_Exercise_
State how many lines of the entries hold the string "schlechter". Reply with the number alone.

_Excerpted records_

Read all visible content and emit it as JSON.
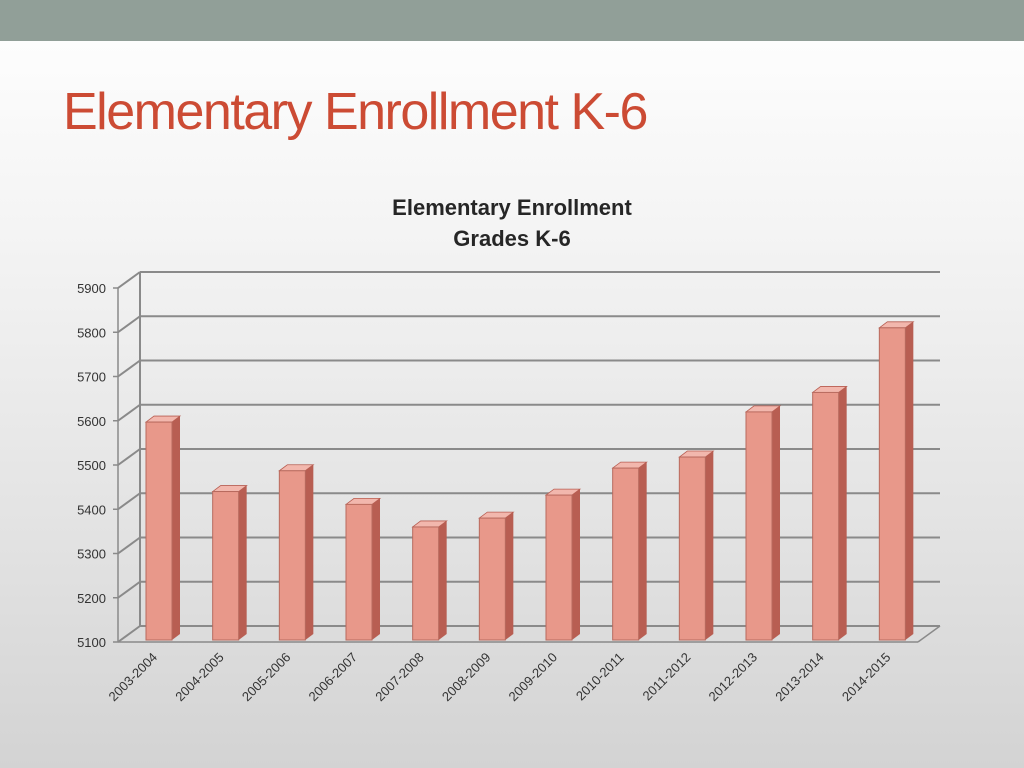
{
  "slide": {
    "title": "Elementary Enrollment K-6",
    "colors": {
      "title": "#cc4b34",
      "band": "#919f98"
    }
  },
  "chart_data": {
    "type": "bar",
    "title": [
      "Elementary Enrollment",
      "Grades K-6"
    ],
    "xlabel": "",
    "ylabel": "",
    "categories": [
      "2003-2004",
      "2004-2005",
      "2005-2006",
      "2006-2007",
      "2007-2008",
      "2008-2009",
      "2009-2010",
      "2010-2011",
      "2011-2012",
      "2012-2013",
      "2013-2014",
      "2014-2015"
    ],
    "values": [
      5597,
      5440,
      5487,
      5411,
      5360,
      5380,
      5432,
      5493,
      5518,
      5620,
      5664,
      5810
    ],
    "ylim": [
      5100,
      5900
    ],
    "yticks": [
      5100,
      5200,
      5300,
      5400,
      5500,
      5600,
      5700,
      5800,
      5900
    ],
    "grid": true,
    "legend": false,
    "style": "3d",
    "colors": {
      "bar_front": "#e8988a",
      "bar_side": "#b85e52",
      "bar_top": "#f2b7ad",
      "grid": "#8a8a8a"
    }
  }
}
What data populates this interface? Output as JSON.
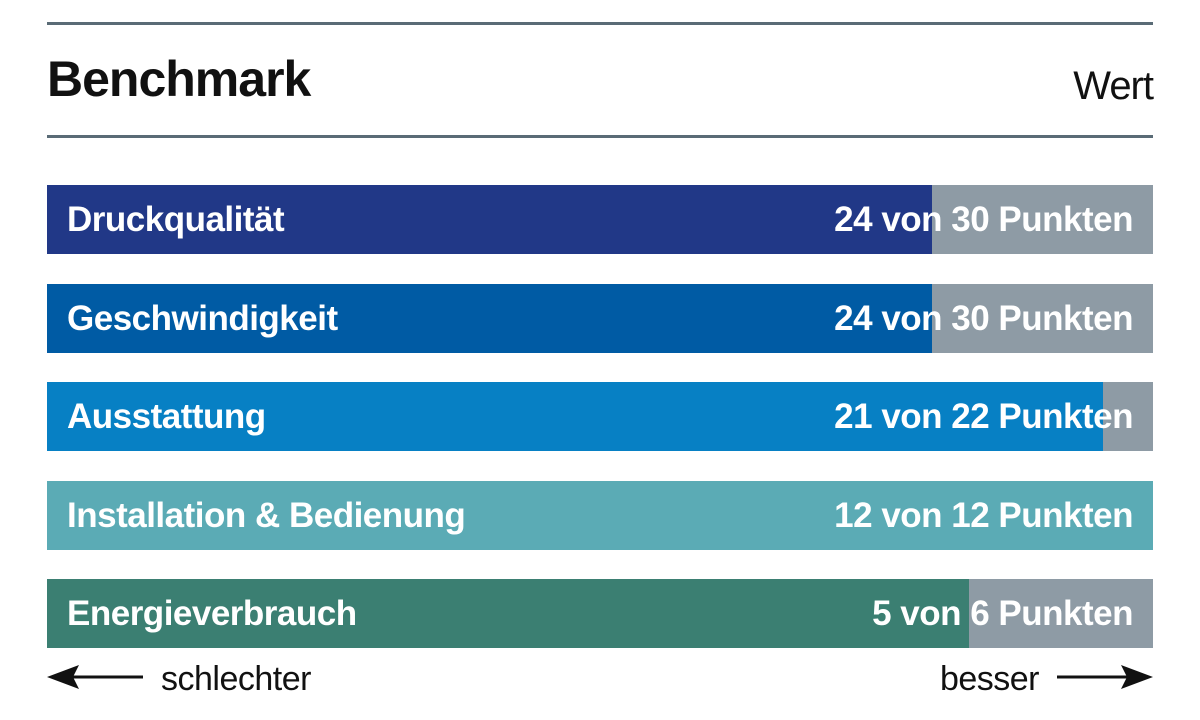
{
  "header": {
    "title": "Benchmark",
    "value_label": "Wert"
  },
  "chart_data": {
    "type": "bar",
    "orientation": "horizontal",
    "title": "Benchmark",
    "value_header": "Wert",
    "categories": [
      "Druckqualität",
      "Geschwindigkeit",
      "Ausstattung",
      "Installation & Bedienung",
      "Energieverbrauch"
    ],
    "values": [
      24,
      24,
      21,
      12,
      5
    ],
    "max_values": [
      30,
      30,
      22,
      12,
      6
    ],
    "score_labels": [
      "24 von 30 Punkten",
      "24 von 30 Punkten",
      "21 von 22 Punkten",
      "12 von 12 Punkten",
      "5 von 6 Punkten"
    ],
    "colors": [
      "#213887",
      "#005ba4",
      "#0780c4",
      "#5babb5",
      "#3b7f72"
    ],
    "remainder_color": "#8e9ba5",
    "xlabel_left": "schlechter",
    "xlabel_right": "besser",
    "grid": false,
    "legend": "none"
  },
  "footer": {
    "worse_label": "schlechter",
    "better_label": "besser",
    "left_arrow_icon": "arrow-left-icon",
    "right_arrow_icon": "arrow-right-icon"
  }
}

_Task solution_
2